◆ The request: Return each line containing the string "name".

◆ Recorded information:

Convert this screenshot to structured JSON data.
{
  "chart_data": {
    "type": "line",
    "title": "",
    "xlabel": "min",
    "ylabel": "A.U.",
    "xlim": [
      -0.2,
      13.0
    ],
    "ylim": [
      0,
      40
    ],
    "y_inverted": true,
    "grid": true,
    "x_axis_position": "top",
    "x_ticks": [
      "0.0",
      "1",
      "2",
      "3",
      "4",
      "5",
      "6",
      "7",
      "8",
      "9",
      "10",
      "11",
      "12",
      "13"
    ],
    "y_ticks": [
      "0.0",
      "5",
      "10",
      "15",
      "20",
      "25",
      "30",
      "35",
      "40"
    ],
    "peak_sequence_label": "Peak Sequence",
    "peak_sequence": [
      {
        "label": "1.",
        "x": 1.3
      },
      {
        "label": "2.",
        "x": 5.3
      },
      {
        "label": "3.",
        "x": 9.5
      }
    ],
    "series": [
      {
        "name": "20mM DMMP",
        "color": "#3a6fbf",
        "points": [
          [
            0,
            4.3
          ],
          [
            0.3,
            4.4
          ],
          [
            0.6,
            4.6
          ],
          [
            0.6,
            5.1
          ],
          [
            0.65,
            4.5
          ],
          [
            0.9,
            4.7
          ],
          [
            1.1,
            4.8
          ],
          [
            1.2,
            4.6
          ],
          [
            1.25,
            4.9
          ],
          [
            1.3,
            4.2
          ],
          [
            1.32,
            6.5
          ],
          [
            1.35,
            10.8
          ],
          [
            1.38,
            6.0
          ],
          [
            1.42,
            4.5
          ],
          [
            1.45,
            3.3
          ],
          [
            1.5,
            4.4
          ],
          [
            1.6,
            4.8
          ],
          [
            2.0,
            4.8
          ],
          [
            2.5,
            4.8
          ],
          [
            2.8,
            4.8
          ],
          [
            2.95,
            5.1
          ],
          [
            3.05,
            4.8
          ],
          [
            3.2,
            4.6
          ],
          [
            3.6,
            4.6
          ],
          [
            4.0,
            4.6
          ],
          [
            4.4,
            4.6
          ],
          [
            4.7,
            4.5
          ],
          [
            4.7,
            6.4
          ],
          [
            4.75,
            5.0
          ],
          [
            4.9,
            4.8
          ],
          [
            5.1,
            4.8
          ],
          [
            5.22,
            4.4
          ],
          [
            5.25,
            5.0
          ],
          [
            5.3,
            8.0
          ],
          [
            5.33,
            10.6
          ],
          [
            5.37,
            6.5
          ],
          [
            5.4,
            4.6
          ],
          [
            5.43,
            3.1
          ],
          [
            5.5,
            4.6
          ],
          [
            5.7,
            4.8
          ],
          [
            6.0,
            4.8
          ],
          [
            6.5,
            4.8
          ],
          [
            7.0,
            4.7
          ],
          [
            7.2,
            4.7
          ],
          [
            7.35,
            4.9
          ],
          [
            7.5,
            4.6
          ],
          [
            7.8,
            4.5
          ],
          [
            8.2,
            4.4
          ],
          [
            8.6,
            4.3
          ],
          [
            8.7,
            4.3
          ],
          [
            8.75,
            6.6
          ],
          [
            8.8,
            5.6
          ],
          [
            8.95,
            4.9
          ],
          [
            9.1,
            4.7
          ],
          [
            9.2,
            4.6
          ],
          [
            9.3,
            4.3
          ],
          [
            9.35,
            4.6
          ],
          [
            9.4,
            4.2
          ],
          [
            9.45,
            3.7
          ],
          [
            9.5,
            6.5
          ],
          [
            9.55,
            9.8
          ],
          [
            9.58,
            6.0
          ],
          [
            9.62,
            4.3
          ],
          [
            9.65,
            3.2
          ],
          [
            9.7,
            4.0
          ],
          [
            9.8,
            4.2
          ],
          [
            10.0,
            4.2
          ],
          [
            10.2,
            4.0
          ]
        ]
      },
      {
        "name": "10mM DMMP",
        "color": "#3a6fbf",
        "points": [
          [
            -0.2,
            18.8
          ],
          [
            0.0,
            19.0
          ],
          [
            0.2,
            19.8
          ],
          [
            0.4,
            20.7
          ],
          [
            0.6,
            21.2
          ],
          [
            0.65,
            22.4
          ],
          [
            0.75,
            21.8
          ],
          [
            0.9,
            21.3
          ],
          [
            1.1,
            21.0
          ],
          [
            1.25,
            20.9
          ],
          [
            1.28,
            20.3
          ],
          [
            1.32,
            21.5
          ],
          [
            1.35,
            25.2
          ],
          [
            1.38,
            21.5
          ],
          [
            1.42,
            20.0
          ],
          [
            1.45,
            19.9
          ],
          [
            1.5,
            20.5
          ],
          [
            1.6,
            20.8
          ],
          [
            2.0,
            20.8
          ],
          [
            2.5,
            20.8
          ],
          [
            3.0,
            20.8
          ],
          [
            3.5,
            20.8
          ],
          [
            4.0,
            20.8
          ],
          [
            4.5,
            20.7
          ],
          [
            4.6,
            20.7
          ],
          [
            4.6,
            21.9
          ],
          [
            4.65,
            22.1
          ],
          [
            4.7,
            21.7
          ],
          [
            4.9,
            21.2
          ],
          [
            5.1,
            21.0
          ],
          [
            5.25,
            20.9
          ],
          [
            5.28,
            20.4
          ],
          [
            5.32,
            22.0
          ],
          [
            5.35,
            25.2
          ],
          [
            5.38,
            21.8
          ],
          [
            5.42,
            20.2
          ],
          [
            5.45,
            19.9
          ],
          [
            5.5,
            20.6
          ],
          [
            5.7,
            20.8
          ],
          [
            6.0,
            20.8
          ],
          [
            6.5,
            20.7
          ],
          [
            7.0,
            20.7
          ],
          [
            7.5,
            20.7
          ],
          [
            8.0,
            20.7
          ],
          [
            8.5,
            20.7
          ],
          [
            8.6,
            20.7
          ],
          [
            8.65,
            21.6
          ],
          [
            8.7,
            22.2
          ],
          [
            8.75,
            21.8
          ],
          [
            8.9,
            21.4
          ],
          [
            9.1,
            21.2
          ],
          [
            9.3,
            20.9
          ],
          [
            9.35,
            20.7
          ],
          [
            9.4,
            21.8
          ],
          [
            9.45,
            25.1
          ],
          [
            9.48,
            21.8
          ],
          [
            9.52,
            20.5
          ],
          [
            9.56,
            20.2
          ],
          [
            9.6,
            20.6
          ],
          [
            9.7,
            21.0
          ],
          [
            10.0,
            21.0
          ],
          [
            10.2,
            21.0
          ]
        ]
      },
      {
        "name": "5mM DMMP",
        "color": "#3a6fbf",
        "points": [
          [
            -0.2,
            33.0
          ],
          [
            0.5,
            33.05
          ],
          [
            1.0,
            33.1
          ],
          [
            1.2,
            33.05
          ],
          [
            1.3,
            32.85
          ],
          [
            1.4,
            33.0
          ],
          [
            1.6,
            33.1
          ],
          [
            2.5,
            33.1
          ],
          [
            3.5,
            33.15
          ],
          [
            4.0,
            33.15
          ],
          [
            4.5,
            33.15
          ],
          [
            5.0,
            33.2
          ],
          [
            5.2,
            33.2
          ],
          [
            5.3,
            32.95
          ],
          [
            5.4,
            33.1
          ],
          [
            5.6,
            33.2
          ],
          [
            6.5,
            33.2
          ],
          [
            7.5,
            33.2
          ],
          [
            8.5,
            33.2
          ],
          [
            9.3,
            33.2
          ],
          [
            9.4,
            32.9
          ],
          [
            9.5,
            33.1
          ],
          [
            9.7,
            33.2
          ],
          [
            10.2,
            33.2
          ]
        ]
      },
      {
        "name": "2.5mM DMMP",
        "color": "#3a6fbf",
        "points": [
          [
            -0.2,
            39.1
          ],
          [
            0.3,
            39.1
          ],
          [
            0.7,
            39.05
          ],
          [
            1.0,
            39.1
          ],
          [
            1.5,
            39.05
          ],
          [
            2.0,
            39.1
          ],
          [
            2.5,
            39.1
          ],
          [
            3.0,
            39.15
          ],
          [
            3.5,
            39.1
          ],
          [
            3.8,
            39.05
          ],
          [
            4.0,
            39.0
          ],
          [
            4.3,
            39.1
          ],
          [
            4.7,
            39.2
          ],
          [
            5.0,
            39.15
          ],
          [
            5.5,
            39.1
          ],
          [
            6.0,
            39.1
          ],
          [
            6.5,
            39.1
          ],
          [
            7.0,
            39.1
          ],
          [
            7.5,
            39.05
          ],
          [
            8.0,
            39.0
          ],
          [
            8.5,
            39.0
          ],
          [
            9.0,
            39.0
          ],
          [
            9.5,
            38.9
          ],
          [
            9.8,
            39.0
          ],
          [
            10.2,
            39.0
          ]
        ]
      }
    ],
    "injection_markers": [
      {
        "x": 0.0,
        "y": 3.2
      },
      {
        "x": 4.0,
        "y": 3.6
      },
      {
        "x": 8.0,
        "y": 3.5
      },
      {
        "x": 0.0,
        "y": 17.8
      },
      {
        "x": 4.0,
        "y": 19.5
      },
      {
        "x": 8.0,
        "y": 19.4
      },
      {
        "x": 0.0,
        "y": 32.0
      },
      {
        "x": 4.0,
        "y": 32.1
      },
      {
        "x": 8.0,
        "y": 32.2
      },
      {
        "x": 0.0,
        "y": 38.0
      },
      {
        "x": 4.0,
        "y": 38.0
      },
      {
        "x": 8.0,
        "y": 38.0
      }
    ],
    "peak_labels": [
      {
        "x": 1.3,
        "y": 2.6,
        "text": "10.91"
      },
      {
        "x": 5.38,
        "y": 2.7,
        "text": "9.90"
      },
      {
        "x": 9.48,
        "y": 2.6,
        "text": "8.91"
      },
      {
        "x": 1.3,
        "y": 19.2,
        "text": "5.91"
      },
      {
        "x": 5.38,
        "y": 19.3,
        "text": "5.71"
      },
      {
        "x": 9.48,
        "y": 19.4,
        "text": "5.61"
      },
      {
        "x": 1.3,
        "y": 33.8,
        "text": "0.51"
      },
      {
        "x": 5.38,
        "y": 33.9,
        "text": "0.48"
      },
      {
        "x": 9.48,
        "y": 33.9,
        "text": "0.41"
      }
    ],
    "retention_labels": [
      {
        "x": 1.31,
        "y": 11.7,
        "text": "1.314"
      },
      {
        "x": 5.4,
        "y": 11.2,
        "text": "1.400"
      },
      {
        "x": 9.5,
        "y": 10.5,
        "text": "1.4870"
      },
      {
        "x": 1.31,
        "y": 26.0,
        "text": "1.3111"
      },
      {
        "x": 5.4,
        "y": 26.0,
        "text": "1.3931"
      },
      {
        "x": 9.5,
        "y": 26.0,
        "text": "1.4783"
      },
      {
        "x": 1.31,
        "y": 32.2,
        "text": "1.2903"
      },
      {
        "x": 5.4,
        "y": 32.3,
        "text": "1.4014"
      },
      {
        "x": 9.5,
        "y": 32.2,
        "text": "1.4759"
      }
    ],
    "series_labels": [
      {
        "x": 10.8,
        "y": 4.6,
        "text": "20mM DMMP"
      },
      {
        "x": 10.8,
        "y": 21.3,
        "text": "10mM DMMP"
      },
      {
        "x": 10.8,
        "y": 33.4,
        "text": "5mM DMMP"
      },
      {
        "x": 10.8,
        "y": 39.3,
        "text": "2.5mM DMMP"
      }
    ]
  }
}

◆ Solution:
        "name": "20mM DMMP",
        "name": "10mM DMMP",
        "name": "5mM DMMP",
        "name": "2.5mM DMMP",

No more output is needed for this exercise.